→ WORK TO COMPLETE
From the line containing "Enumerate this screenshot's" through the last line of the material, copy every line exactly, both ends inclusive; do not copy pictures.

→ Stored data
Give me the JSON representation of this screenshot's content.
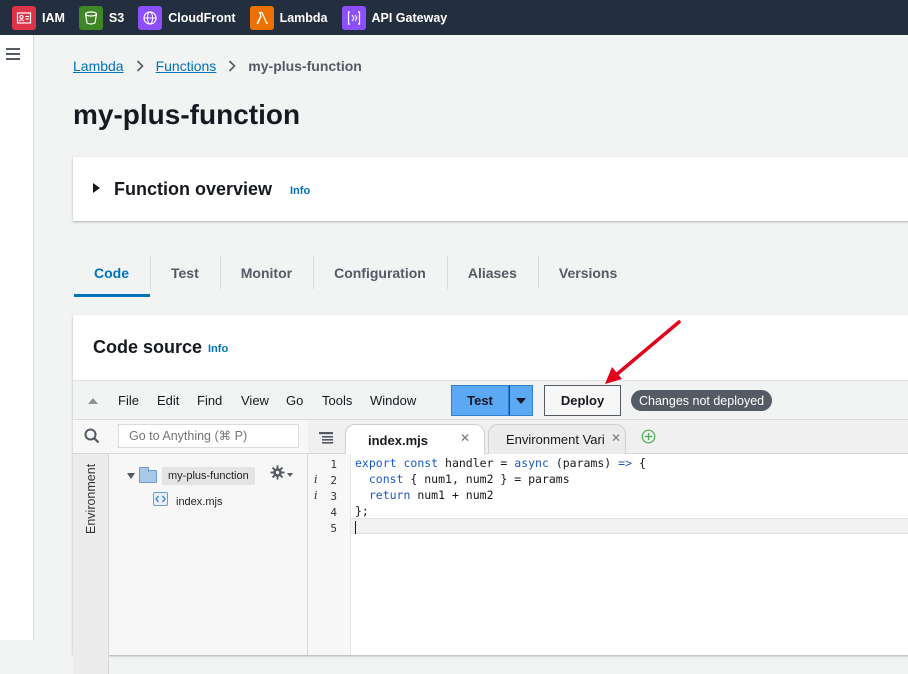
{
  "topnav": {
    "services": [
      {
        "label": "IAM",
        "icon": "iam-icon",
        "color": "#dd344c"
      },
      {
        "label": "S3",
        "icon": "s3-icon",
        "color": "#3f8624"
      },
      {
        "label": "CloudFront",
        "icon": "cloudfront-icon",
        "color": "#8c4fff"
      },
      {
        "label": "Lambda",
        "icon": "lambda-icon",
        "color": "#ed7100"
      },
      {
        "label": "API Gateway",
        "icon": "api-gateway-icon",
        "color": "#8c4fff"
      }
    ]
  },
  "breadcrumb": {
    "items": [
      "Lambda",
      "Functions"
    ],
    "current": "my-plus-function"
  },
  "page_title": "my-plus-function",
  "function_overview": {
    "title": "Function overview",
    "info": "Info"
  },
  "tabs": [
    "Code",
    "Test",
    "Monitor",
    "Configuration",
    "Aliases",
    "Versions"
  ],
  "active_tab": "Code",
  "code_source": {
    "title": "Code source",
    "info": "Info"
  },
  "toolbar": {
    "menu": [
      "File",
      "Edit",
      "Find",
      "View",
      "Go",
      "Tools",
      "Window"
    ],
    "test_label": "Test",
    "deploy_label": "Deploy",
    "status_badge": "Changes not deployed"
  },
  "file_tree": {
    "search_placeholder": "Go to Anything (⌘ P)",
    "env_label": "Environment",
    "root": "my-plus-function",
    "files": [
      "index.mjs"
    ]
  },
  "editor": {
    "tabs": [
      {
        "label": "index.mjs",
        "active": true
      },
      {
        "label": "Environment Vari",
        "active": false
      }
    ],
    "line_numbers": [
      "1",
      "2",
      "3",
      "4",
      "5"
    ],
    "info_marks": [
      "",
      "i",
      "i",
      "",
      ""
    ],
    "lines": [
      "export const handler = async (params) => {",
      "  const { num1, num2 } = params",
      "  return num1 + num2",
      "};",
      ""
    ]
  },
  "colors": {
    "accent": "#0073bb",
    "test_button": "#5ba8f5",
    "annotation_arrow": "#e3001b",
    "nav_bg": "#232f3e"
  }
}
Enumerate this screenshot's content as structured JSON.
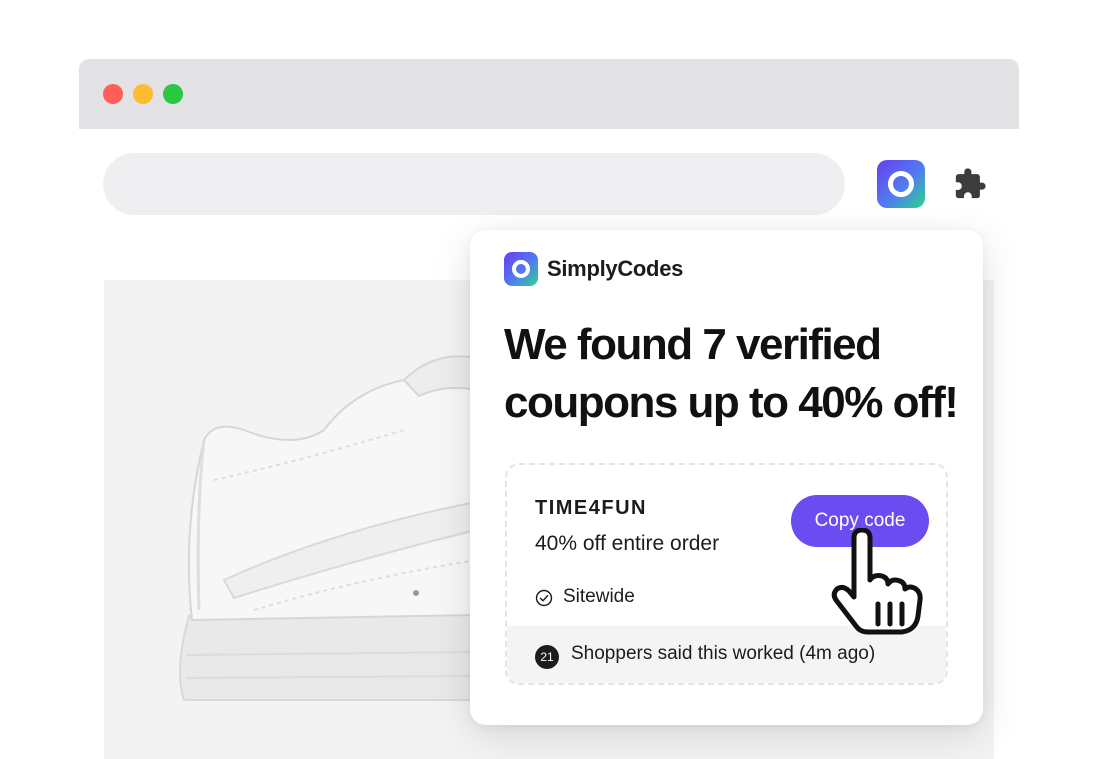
{
  "toolbar": {
    "extension_icon": "simplycodes-logo-icon",
    "extensions_menu_icon": "puzzle-icon"
  },
  "popup": {
    "brand_name": "SimplyCodes",
    "headline": "We found 7 verified coupons up to 40% off!",
    "coupon": {
      "code": "TIME4FUN",
      "description": "40% off entire order",
      "scope": "Sitewide",
      "copy_button_label": "Copy code",
      "shopper_count": "21",
      "social_proof": "Shoppers said this worked (4m ago)"
    }
  },
  "colors": {
    "accent": "#6a4cf0",
    "window_red": "#fe5f57",
    "window_yellow": "#febc2e",
    "window_green": "#28c840"
  }
}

→ FULL OUTPUT
Enumerate this screenshot's content as structured JSON.
{
  "toolbar": {
    "extension_icon": "simplycodes-logo-icon",
    "extensions_menu_icon": "puzzle-icon"
  },
  "popup": {
    "brand_name": "SimplyCodes",
    "headline": "We found 7 verified coupons up to 40% off!",
    "coupon": {
      "code": "TIME4FUN",
      "description": "40% off entire order",
      "scope": "Sitewide",
      "copy_button_label": "Copy code",
      "shopper_count": "21",
      "social_proof": "Shoppers said this worked (4m ago)"
    }
  },
  "colors": {
    "accent": "#6a4cf0",
    "window_red": "#fe5f57",
    "window_yellow": "#febc2e",
    "window_green": "#28c840"
  }
}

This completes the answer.